(Dataset excerpt)
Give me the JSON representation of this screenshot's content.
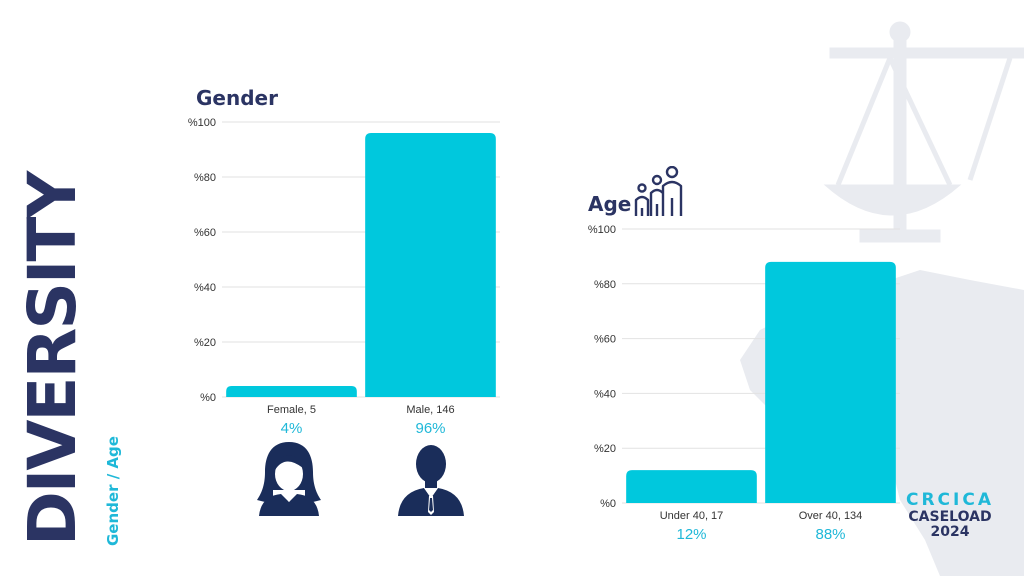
{
  "slide": {
    "title": "DIVERSITY",
    "subtitle": "Gender / Age",
    "logo": {
      "brand": "CRCICA",
      "line1": "CASELOAD",
      "line2": "2024"
    },
    "icons": [
      "scales-of-justice-icon",
      "africa-map-icon",
      "family-icon",
      "female-avatar-icon",
      "male-avatar-icon"
    ]
  },
  "colors": {
    "bar": "#00c8dd",
    "navy": "#2b3463",
    "accent": "#1fb8d8",
    "tick": "#333333",
    "grid": "#e2e2e2",
    "bg_shape": "#e9ebf0"
  },
  "chart_data": [
    {
      "type": "bar",
      "title": "Gender",
      "ylabel": "",
      "xlabel": "",
      "ylim": [
        0,
        100
      ],
      "yticks": [
        "%0",
        "%20",
        "%40",
        "%60",
        "%80",
        "%100"
      ],
      "categories": [
        "Female, 5",
        "Male, 146"
      ],
      "values": [
        4,
        96
      ],
      "value_labels": [
        "4%",
        "96%"
      ]
    },
    {
      "type": "bar",
      "title": "Age",
      "ylabel": "",
      "xlabel": "",
      "ylim": [
        0,
        100
      ],
      "yticks": [
        "%0",
        "%20",
        "%40",
        "%60",
        "%80",
        "%100"
      ],
      "categories": [
        "Under 40, 17",
        "Over 40, 134"
      ],
      "values": [
        12,
        88
      ],
      "value_labels": [
        "12%",
        "88%"
      ]
    }
  ]
}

» **TASK REQUIREMENTS**
Write every entry out again exactly, dropping the pictures.

» **FINISHED EXERCISE**
Give me the JSON representation of this screenshot's content.
{
  "slide": {
    "title": "DIVERSITY",
    "subtitle": "Gender / Age",
    "logo": {
      "brand": "CRCICA",
      "line1": "CASELOAD",
      "line2": "2024"
    },
    "icons": [
      "scales-of-justice-icon",
      "africa-map-icon",
      "family-icon",
      "female-avatar-icon",
      "male-avatar-icon"
    ]
  },
  "colors": {
    "bar": "#00c8dd",
    "navy": "#2b3463",
    "accent": "#1fb8d8",
    "tick": "#333333",
    "grid": "#e2e2e2",
    "bg_shape": "#e9ebf0"
  },
  "chart_data": [
    {
      "type": "bar",
      "title": "Gender",
      "ylabel": "",
      "xlabel": "",
      "ylim": [
        0,
        100
      ],
      "yticks": [
        "%0",
        "%20",
        "%40",
        "%60",
        "%80",
        "%100"
      ],
      "categories": [
        "Female, 5",
        "Male, 146"
      ],
      "values": [
        4,
        96
      ],
      "value_labels": [
        "4%",
        "96%"
      ]
    },
    {
      "type": "bar",
      "title": "Age",
      "ylabel": "",
      "xlabel": "",
      "ylim": [
        0,
        100
      ],
      "yticks": [
        "%0",
        "%20",
        "%40",
        "%60",
        "%80",
        "%100"
      ],
      "categories": [
        "Under 40, 17",
        "Over 40, 134"
      ],
      "values": [
        12,
        88
      ],
      "value_labels": [
        "12%",
        "88%"
      ]
    }
  ]
}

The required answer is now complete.